> EXERCISE: Below are some records; reproduce every one of them exactly.

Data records
■ ■ ■

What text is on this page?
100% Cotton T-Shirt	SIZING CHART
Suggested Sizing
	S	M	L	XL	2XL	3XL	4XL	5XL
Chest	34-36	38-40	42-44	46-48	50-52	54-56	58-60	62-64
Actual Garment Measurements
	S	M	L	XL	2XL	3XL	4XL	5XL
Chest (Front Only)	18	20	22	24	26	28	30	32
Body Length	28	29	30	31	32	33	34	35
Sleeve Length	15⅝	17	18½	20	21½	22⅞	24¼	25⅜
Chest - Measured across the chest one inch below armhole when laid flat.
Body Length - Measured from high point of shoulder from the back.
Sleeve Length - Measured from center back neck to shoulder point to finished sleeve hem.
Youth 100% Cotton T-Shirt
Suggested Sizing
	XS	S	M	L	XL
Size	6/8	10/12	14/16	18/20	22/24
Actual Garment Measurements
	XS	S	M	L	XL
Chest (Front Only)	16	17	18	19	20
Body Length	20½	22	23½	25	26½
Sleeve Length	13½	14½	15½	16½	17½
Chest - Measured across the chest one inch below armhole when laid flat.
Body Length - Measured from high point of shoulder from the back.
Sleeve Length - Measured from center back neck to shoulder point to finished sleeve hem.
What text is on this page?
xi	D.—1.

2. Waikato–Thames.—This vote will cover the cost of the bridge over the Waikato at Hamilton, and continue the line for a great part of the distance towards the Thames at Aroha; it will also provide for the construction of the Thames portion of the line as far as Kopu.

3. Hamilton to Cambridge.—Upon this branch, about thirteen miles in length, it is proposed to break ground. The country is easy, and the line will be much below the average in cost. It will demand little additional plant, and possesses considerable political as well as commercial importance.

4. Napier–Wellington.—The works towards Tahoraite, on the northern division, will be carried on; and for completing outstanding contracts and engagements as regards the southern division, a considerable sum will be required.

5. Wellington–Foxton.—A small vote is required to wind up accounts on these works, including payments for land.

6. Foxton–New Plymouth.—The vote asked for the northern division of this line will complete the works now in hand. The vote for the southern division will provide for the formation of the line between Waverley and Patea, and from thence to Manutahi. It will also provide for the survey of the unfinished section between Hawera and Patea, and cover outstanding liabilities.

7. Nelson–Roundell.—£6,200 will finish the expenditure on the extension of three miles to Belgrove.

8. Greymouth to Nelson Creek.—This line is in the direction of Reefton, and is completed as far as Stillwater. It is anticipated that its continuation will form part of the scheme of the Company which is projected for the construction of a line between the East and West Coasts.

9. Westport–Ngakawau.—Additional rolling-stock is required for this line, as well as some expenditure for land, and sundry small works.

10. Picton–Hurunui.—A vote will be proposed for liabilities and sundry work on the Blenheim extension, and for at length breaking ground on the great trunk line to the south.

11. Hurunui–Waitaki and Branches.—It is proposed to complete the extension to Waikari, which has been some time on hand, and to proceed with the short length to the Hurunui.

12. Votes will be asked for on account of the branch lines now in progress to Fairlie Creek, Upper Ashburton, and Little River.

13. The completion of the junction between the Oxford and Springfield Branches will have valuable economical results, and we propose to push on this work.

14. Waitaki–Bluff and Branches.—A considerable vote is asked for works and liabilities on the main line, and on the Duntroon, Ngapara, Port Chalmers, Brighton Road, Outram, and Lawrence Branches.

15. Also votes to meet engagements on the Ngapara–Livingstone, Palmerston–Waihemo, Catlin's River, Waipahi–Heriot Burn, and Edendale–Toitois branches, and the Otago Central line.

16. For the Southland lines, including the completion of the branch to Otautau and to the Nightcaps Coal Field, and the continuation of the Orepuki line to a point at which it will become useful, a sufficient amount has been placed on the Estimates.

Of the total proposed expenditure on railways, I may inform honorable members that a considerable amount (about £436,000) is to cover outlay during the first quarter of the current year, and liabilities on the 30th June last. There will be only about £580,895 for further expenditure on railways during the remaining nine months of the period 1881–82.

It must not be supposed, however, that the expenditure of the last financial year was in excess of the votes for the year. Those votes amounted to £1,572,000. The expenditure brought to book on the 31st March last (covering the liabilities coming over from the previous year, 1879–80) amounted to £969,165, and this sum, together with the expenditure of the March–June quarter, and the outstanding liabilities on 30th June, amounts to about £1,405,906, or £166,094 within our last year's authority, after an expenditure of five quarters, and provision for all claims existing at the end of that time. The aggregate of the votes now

■ ■ ■

> SOLUTION TO THIS EXERCISE:
What text is on this page?
100% Cotton T-Shirt	SIZING CHART
Suggested Sizing
	S	M	L	XL	2XL	3XL	4XL	5XL
Chest	34-36	38-40	42-44	46-48	50-52	54-56	58-60	62-64
Actual Garment Measurements
	S	M	L	XL	2XL	3XL	4XL	5XL
Chest (Front Only)	18	20	22	24	26	28	30	32
Body Length	28	29	30	31	32	33	34	35
Sleeve Length	15⅝	17	18½	20	21½	22⅞	24¼	25⅜
Chest - Measured across the chest one inch below armhole when laid flat.
Body Length - Measured from high point of shoulder from the back.
Sleeve Length - Measured from center back neck to shoulder point to finished sleeve hem.
Youth 100% Cotton T-Shirt
Suggested Sizing
	XS	S	M	L	XL
Size	6/8	10/12	14/16	18/20	22/24
Actual Garment Measurements
	XS	S	M	L	XL
Chest (Front Only)	16	17	18	19	20
Body Length	20½	22	23½	25	26½
Sleeve Length	13½	14½	15½	16½	17½
Chest - Measured across the chest one inch below armhole when laid flat.
Body Length - Measured from high point of shoulder from the back.
Sleeve Length - Measured from center back neck to shoulder point to finished sleeve hem.
What text is on this page?
xi	D.—1.

2. Waikato–Thames.—This vote will cover the cost of the bridge over the Waikato at Hamilton, and continue the line for a great part of the distance towards the Thames at Aroha; it will also provide for the construction of the Thames portion of the line as far as Kopu.

3. Hamilton to Cambridge.—Upon this branch, about thirteen miles in length, it is proposed to break ground. The country is easy, and the line will be much below the average in cost. It will demand little additional plant, and possesses considerable political as well as commercial importance.

4. Napier–Wellington.—The works towards Tahoraite, on the northern division, will be carried on; and for completing outstanding contracts and engagements as regards the southern division, a considerable sum will be required.

5. Wellington–Foxton.—A small vote is required to wind up accounts on these works, including payments for land.

6. Foxton–New Plymouth.—The vote asked for the northern division of this line will complete the works now in hand. The vote for the southern division will provide for the formation of the line between Waverley and Patea, and from thence to Manutahi. It will also provide for the survey of the unfinished section between Hawera and Patea, and cover outstanding liabilities.

7. Nelson–Roundell.—£6,200 will finish the expenditure on the extension of three miles to Belgrove.

8. Greymouth to Nelson Creek.—This line is in the direction of Reefton, and is completed as far as Stillwater. It is anticipated that its continuation will form part of the scheme of the Company which is projected for the construction of a line between the East and West Coasts.

9. Westport–Ngakawau.—Additional rolling-stock is required for this line, as well as some expenditure for land, and sundry small works.

10. Picton–Hurunui.—A vote will be proposed for liabilities and sundry work on the Blenheim extension, and for at length breaking ground on the great trunk line to the south.

11. Hurunui–Waitaki and Branches.—It is proposed to complete the extension to Waikari, which has been some time on hand, and to proceed with the short length to the Hurunui.

12. Votes will be asked for on account of the branch lines now in progress to Fairlie Creek, Upper Ashburton, and Little River.

13. The completion of the junction between the Oxford and Springfield Branches will have valuable economical results, and we propose to push on this work.

14. Waitaki–Bluff and Branches.—A considerable vote is asked for works and liabilities on the main line, and on the Duntroon, Ngapara, Port Chalmers, Brighton Road, Outram, and Lawrence Branches.

15. Also votes to meet engagements on the Ngapara–Livingstone, Palmerston–Waihemo, Catlin's River, Waipahi–Heriot Burn, and Edendale–Toitois branches, and the Otago Central line.

16. For the Southland lines, including the completion of the branch to Otautau and to the Nightcaps Coal Field, and the continuation of the Orepuki line to a point at which it will become useful, a sufficient amount has been placed on the Estimates.

Of the total proposed expenditure on railways, I may inform honorable members that a considerable amount (about £436,000) is to cover outlay during the first quarter of the current year, and liabilities on the 30th June last. There will be only about £580,895 for further expenditure on railways during the remaining nine months of the period 1881–82.

It must not be supposed, however, that the expenditure of the last financial year was in excess of the votes for the year. Those votes amounted to £1,572,000. The expenditure brought to book on the 31st March last (covering the liabilities coming over from the previous year, 1879–80) amounted to £969,165, and this sum, together with the expenditure of the March–June quarter, and the outstanding liabilities on 30th June, amounts to about £1,405,906, or £166,094 within our last year's authority, after an expenditure of five quarters, and provision for all claims existing at the end of that time. The aggregate of the votes now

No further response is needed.